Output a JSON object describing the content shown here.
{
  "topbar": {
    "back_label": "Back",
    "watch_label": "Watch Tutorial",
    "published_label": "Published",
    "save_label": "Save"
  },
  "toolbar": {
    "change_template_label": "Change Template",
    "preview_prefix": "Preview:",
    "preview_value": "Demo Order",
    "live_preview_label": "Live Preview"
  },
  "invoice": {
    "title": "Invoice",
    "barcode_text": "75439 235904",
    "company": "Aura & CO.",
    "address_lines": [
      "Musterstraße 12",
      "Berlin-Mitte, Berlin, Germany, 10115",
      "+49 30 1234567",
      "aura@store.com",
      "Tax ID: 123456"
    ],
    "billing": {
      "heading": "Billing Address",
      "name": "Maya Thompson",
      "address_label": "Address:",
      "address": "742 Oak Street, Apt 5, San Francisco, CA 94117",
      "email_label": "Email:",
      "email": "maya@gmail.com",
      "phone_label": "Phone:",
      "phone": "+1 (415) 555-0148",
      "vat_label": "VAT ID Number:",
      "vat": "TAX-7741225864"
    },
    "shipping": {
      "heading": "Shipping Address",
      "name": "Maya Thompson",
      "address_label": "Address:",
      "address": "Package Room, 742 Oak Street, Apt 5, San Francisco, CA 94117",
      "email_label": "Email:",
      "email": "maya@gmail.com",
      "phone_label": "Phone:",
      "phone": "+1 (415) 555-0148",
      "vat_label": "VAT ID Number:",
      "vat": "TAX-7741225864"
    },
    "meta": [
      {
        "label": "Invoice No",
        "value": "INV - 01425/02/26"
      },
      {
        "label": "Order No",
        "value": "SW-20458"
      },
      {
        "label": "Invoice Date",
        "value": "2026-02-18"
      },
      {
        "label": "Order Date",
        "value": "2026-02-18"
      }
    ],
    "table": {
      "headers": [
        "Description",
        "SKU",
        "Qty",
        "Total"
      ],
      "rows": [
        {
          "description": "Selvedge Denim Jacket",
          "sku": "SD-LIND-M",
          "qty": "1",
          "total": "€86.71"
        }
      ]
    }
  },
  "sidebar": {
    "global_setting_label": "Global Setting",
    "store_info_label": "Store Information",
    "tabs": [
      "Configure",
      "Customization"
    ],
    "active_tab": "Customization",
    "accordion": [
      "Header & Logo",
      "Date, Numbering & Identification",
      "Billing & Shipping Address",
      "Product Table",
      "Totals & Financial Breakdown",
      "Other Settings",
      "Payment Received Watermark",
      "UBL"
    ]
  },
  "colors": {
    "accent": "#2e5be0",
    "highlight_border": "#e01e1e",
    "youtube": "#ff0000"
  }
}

....................

▶ **PROBLEM DETAILS**:
Only a number is wanted here: how many lines in the data above include the string "Customization"?

▶ **THE ANSWER**:
2